** start **

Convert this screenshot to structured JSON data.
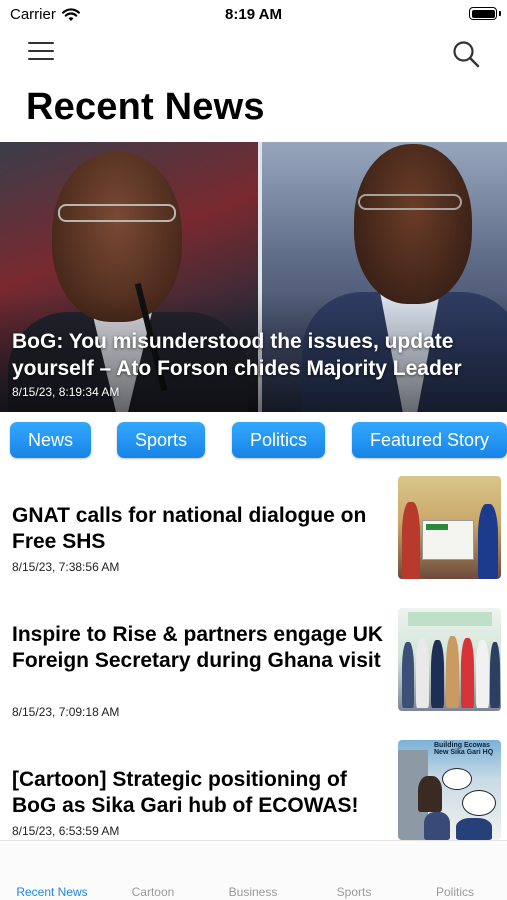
{
  "status_bar": {
    "carrier": "Carrier",
    "time": "8:19 AM"
  },
  "header": {
    "menu_icon": "hamburger-menu-icon",
    "search_icon": "search-icon",
    "title": "Recent News"
  },
  "hero": {
    "title": "BoG: You misunderstood the issues, update yourself – Ato Forson chides Majority Leader",
    "timestamp": "8/15/23, 8:19:34 AM"
  },
  "categories": [
    "News",
    "Sports",
    "Politics",
    "Featured Story"
  ],
  "articles": [
    {
      "title": "GNAT calls for national dialogue on Free SHS",
      "timestamp": "8/15/23, 7:38:56 AM"
    },
    {
      "title": "Inspire to Rise & partners engage UK Foreign Secretary during Ghana visit",
      "timestamp": "8/15/23, 7:09:18 AM"
    },
    {
      "title": "[Cartoon] Strategic positioning of BoG as Sika Gari hub of ECOWAS!",
      "timestamp": "8/15/23, 6:53:59 AM"
    }
  ],
  "thumb_labels": {
    "cartoon_caption": "Building Ecowas New Sika Gari HQ"
  },
  "tabs": [
    {
      "label": "Recent News",
      "active": true
    },
    {
      "label": "Cartoon",
      "active": false
    },
    {
      "label": "Business",
      "active": false
    },
    {
      "label": "Sports",
      "active": false
    },
    {
      "label": "Politics",
      "active": false
    }
  ],
  "colors": {
    "accent": "#1d86e8",
    "chip_top": "#33a8ff",
    "chip_bottom": "#1783e6",
    "inactive_tab": "#9a9a9a"
  }
}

** end **

EXERCISE REQUIREMENTS :: Repeat the material above word for word and skip every image in it.

TASK ANSWER ::
Convert this screenshot to structured JSON data.
{
  "status_bar": {
    "carrier": "Carrier",
    "time": "8:19 AM"
  },
  "header": {
    "menu_icon": "hamburger-menu-icon",
    "search_icon": "search-icon",
    "title": "Recent News"
  },
  "hero": {
    "title": "BoG: You misunderstood the issues, update yourself – Ato Forson chides Majority Leader",
    "timestamp": "8/15/23, 8:19:34 AM"
  },
  "categories": [
    "News",
    "Sports",
    "Politics",
    "Featured Story"
  ],
  "articles": [
    {
      "title": "GNAT calls for national dialogue on Free SHS",
      "timestamp": "8/15/23, 7:38:56 AM"
    },
    {
      "title": "Inspire to Rise & partners engage UK Foreign Secretary during Ghana visit",
      "timestamp": "8/15/23, 7:09:18 AM"
    },
    {
      "title": "[Cartoon] Strategic positioning of BoG as Sika Gari hub of ECOWAS!",
      "timestamp": "8/15/23, 6:53:59 AM"
    }
  ],
  "thumb_labels": {
    "cartoon_caption": "Building Ecowas New Sika Gari HQ"
  },
  "tabs": [
    {
      "label": "Recent News",
      "active": true
    },
    {
      "label": "Cartoon",
      "active": false
    },
    {
      "label": "Business",
      "active": false
    },
    {
      "label": "Sports",
      "active": false
    },
    {
      "label": "Politics",
      "active": false
    }
  ],
  "colors": {
    "accent": "#1d86e8",
    "chip_top": "#33a8ff",
    "chip_bottom": "#1783e6",
    "inactive_tab": "#9a9a9a"
  }
}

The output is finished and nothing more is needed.